PROBLEM TO WORK ON
In the records below, tally every line containing "employed". Report only the total.

Records from a data collection:
*-*-*

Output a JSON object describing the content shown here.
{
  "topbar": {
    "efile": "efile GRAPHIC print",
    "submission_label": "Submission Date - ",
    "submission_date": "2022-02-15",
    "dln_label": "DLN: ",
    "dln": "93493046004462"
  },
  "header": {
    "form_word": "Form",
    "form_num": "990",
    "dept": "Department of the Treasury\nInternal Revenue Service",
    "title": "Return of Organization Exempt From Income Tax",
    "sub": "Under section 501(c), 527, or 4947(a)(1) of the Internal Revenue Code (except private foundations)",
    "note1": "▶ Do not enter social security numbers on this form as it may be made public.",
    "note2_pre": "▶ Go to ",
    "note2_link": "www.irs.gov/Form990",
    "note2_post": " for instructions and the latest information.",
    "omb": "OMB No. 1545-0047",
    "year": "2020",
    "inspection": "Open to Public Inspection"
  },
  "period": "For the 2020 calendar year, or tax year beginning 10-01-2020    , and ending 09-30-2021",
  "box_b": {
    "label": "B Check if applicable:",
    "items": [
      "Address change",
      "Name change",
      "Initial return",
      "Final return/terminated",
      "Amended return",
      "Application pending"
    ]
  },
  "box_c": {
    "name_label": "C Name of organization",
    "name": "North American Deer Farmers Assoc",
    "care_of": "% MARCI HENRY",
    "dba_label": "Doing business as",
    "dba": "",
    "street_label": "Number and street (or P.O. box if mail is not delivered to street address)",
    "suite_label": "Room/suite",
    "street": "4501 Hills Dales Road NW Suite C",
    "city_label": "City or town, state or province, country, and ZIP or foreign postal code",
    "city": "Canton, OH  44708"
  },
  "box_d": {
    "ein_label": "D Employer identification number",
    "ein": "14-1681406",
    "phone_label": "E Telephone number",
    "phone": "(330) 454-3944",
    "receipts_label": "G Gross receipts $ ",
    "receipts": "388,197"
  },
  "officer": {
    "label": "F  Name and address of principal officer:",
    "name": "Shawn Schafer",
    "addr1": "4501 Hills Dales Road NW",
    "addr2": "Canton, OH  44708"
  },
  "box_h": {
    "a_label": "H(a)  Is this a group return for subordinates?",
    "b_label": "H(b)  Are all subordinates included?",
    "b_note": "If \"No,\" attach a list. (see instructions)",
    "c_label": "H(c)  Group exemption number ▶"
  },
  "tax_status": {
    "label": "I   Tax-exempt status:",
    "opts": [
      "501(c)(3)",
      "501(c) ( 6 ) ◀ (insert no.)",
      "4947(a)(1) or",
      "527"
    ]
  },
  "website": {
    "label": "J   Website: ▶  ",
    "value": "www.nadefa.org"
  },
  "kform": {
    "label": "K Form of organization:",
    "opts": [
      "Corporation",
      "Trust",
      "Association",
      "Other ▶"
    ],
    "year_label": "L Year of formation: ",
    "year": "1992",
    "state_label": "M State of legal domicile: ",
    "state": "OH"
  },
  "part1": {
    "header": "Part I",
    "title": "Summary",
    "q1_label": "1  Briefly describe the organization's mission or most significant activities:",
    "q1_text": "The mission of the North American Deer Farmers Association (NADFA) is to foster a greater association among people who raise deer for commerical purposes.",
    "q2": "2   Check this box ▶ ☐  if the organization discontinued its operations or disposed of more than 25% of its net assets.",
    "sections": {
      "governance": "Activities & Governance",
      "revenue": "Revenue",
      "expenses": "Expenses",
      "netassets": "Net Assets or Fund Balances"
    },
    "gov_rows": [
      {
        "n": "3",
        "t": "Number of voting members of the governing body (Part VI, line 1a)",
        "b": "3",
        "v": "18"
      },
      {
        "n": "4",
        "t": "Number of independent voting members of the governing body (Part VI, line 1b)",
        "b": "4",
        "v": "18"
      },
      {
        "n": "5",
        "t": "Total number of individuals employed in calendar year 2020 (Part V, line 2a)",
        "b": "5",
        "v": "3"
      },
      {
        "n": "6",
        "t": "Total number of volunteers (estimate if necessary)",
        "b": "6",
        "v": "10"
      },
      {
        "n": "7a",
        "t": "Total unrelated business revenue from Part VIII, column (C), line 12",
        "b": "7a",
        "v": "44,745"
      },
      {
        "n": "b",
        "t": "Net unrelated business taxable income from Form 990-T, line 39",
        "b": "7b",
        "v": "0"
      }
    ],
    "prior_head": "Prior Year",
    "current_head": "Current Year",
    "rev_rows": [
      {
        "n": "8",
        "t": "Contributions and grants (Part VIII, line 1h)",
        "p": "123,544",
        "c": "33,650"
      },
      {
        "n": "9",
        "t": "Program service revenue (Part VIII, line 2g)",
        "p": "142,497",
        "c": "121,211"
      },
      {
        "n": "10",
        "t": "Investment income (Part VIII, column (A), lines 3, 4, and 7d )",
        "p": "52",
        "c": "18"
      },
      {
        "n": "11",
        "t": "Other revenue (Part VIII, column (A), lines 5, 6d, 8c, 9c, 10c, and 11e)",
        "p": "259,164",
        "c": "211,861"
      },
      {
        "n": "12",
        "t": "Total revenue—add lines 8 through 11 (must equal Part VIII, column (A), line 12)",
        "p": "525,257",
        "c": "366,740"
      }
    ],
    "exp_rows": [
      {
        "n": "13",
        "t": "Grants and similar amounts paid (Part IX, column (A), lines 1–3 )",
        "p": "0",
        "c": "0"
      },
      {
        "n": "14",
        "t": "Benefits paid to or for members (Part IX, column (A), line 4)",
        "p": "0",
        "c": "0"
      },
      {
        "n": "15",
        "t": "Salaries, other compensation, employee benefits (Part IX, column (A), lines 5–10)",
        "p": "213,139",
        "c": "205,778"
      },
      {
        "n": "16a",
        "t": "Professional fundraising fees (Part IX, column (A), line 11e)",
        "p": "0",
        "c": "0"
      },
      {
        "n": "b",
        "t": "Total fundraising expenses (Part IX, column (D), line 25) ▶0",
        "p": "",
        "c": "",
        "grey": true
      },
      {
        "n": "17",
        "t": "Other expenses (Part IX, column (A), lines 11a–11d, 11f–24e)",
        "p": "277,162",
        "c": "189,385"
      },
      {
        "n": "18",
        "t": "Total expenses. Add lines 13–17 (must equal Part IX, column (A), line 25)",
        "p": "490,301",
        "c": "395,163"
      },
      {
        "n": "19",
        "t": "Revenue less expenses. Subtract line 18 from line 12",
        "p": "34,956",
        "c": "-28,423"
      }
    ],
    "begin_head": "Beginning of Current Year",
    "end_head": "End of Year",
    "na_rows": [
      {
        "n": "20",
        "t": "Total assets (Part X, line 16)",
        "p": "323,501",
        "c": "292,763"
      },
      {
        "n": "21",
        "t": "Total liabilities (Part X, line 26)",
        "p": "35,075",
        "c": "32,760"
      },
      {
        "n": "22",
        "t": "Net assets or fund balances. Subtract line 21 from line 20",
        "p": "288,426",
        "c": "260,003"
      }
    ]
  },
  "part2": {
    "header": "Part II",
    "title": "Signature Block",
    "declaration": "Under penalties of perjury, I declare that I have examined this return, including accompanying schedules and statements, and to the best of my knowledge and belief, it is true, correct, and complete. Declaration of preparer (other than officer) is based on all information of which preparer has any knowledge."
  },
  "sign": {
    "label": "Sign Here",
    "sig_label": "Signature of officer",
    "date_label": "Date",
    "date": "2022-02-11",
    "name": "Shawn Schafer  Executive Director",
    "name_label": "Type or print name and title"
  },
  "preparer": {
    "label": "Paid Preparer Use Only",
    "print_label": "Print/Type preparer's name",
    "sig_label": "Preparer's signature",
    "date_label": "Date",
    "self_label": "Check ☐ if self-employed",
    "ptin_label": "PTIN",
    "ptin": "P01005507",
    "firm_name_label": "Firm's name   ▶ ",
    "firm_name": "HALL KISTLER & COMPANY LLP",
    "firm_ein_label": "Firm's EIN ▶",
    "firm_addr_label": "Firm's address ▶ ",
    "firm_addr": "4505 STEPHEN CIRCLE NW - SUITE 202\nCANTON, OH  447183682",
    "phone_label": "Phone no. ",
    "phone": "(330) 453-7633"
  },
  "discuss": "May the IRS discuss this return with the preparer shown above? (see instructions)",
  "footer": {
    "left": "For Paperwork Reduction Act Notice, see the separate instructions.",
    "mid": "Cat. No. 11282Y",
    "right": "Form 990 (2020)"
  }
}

*-*-*

FULL RESPONSE
2